(Entries from a dataset)
[Start]

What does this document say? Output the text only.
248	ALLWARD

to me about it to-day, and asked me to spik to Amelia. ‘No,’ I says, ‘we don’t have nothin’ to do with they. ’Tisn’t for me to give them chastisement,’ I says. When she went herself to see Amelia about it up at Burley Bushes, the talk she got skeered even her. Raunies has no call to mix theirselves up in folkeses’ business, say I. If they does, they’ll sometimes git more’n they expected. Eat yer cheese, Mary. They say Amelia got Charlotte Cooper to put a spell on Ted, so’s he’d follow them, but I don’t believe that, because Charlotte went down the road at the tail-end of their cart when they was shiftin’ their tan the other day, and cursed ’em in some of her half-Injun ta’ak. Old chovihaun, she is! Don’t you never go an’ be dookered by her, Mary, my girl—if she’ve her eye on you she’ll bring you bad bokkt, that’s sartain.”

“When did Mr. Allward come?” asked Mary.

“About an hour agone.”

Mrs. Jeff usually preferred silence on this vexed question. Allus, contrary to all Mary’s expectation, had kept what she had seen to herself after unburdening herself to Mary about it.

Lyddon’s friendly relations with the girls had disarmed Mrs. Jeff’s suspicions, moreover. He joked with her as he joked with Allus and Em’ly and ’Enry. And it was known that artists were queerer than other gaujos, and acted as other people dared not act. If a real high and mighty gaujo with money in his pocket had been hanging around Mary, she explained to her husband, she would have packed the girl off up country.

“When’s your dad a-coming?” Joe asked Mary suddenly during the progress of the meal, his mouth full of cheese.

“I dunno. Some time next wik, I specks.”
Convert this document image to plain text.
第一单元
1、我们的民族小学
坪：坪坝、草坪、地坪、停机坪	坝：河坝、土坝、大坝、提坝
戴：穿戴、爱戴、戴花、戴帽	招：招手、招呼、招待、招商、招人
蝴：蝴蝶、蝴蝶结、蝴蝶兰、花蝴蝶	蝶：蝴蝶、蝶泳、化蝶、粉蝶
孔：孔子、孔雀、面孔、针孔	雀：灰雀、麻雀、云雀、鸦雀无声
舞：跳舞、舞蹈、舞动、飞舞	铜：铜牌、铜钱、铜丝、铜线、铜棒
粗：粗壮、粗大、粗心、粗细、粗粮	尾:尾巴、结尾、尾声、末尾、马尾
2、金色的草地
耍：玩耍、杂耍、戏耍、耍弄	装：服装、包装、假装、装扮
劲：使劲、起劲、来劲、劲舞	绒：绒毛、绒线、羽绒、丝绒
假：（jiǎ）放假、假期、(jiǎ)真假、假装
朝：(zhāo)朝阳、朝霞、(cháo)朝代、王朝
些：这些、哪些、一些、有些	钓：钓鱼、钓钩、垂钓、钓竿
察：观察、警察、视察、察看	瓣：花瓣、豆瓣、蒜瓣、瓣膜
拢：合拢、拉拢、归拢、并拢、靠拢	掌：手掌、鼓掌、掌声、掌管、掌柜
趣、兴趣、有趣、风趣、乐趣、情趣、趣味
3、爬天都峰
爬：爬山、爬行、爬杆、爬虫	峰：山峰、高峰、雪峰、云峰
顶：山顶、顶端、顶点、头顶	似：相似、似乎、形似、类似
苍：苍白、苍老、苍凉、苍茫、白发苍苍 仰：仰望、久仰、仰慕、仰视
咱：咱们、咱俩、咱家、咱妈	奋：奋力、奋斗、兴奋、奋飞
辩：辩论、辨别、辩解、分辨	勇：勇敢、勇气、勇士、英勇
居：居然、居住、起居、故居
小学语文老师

[End]

OBJECTIVE
Here, the records must be output exactly and in full.

IN RESPONSE
What does this document say? Output the text only.
248	ALLWARD

to me about it to-day, and asked me to spik to Amelia. ‘No,’ I says, ‘we don’t have nothin’ to do with they. ’Tisn’t for me to give them chastisement,’ I says. When she went herself to see Amelia about it up at Burley Bushes, the talk she got skeered even her. Raunies has no call to mix theirselves up in folkeses’ business, say I. If they does, they’ll sometimes git more’n they expected. Eat yer cheese, Mary. They say Amelia got Charlotte Cooper to put a spell on Ted, so’s he’d follow them, but I don’t believe that, because Charlotte went down the road at the tail-end of their cart when they was shiftin’ their tan the other day, and cursed ’em in some of her half-Injun ta’ak. Old chovihaun, she is! Don’t you never go an’ be dookered by her, Mary, my girl—if she’ve her eye on you she’ll bring you bad bokkt, that’s sartain.”

“When did Mr. Allward come?” asked Mary.

“About an hour agone.”

Mrs. Jeff usually preferred silence on this vexed question. Allus, contrary to all Mary’s expectation, had kept what she had seen to herself after unburdening herself to Mary about it.

Lyddon’s friendly relations with the girls had disarmed Mrs. Jeff’s suspicions, moreover. He joked with her as he joked with Allus and Em’ly and ’Enry. And it was known that artists were queerer than other gaujos, and acted as other people dared not act. If a real high and mighty gaujo with money in his pocket had been hanging around Mary, she explained to her husband, she would have packed the girl off up country.

“When’s your dad a-coming?” Joe asked Mary suddenly during the progress of the meal, his mouth full of cheese.

“I dunno. Some time next wik, I specks.”
Convert this document image to plain text.
第一单元
1、我们的民族小学
坪：坪坝、草坪、地坪、停机坪	坝：河坝、土坝、大坝、提坝
戴：穿戴、爱戴、戴花、戴帽	招：招手、招呼、招待、招商、招人
蝴：蝴蝶、蝴蝶结、蝴蝶兰、花蝴蝶	蝶：蝴蝶、蝶泳、化蝶、粉蝶
孔：孔子、孔雀、面孔、针孔	雀：灰雀、麻雀、云雀、鸦雀无声
舞：跳舞、舞蹈、舞动、飞舞	铜：铜牌、铜钱、铜丝、铜线、铜棒
粗：粗壮、粗大、粗心、粗细、粗粮	尾:尾巴、结尾、尾声、末尾、马尾
2、金色的草地
耍：玩耍、杂耍、戏耍、耍弄	装：服装、包装、假装、装扮
劲：使劲、起劲、来劲、劲舞	绒：绒毛、绒线、羽绒、丝绒
假：（jiǎ）放假、假期、(jiǎ)真假、假装
朝：(zhāo)朝阳、朝霞、(cháo)朝代、王朝
些：这些、哪些、一些、有些	钓：钓鱼、钓钩、垂钓、钓竿
察：观察、警察、视察、察看	瓣：花瓣、豆瓣、蒜瓣、瓣膜
拢：合拢、拉拢、归拢、并拢、靠拢	掌：手掌、鼓掌、掌声、掌管、掌柜
趣、兴趣、有趣、风趣、乐趣、情趣、趣味
3、爬天都峰
爬：爬山、爬行、爬杆、爬虫	峰：山峰、高峰、雪峰、云峰
顶：山顶、顶端、顶点、头顶	似：相似、似乎、形似、类似
苍：苍白、苍老、苍凉、苍茫、白发苍苍 仰：仰望、久仰、仰慕、仰视
咱：咱们、咱俩、咱家、咱妈	奋：奋力、奋斗、兴奋、奋飞
辩：辩论、辨别、辩解、分辨	勇：勇敢、勇气、勇士、英勇
居：居然、居住、起居、故居
小学语文老师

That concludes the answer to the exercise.